Hay cosas que sencillamente no se pueden medir, y esas cosas suelen tener un valor inconmensurable. Aunque las reacciones a la insipidez utilitaria que domina los planes de estudio modernos son importantes, es igualmente importante no exagerar. Es necesario volver a los clásicos. Es necesario un renacimiento del estudio de las grandes obras. Pero cuando la estrategia para ese retorno y ese renacimiento se interpreta como un avasallamiento de todo el material excelente que sea posible es imposible, en algunos casos, se produce una oscilación del péndulo hacia un extremo opuesto de error.
¿Más o menos?
Menos puede ser más, si se hace bien, y el aprendizaje «que cubre todas las bases» puede convertirse rápidamente en lo contrario del aprendizaje si se hace mal. De nuevo Senior: «En Princeton (…) los estudiantes de la universidad de cuatro años normalmente tomaban cinco cursos por año; a los excepcionalmente brillantes se les permitía tomar cuatro, con el argumento de que para ellos realmente valía la pena ir despacio». Aunque no se ajusta a la mentalidad actual de «vía rápida», ¿no suena esta noción a nivel humano?

■ ■ ■

→ **Objetivo del ejercicio**: Di si cada afirmación coincide con el texto sobre el aprendizaje y responde sí o no, citando las palabras del texto que lo deciden. 1. Es necesario volver a los clásicos. 2. En Princeton, a los estudiantes excepcionalmente brillantes se les permitía tomar más de cinco cursos por año. 3. Todo lo valioso se puede medir.

■ ■ ■

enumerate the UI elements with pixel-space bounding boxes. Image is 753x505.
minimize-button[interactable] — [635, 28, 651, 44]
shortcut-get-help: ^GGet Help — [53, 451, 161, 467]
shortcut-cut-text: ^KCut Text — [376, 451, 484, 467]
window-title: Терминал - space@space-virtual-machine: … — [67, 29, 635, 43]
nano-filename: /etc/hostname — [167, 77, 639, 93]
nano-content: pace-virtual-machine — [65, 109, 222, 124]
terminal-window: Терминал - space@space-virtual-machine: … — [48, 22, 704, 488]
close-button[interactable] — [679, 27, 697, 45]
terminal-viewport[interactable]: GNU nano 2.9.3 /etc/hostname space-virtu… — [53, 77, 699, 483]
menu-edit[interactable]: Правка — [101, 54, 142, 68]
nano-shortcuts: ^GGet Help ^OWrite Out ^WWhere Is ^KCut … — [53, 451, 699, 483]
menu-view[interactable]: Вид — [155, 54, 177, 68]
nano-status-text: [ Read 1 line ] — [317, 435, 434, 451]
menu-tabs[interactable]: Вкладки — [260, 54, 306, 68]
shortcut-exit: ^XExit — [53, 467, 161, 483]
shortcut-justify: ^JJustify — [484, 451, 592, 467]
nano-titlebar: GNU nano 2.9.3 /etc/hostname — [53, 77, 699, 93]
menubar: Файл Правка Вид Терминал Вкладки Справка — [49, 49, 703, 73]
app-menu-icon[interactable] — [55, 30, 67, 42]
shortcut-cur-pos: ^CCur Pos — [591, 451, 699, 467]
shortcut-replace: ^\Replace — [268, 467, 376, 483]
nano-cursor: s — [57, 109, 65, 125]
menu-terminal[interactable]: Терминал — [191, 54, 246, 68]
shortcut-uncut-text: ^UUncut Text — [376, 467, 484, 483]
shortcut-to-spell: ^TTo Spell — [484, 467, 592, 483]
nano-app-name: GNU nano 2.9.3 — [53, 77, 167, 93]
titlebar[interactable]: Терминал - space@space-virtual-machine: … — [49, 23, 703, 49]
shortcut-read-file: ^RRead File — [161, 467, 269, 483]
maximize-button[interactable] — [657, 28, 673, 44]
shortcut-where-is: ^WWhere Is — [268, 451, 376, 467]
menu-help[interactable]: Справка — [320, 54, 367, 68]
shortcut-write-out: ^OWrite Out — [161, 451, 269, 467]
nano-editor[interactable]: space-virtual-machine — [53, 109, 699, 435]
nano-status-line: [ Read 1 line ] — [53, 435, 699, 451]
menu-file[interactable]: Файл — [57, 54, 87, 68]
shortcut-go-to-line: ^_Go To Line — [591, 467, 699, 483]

■ ■ ■

→ **Ejercicio resuelto**:
1. Sí: «Es necesario volver a los clásicos».
2. No: «a los excepcionalmente brillantes se les permitía tomar cuatro».
3. No: «Hay cosas que sencillamente no se pueden medir».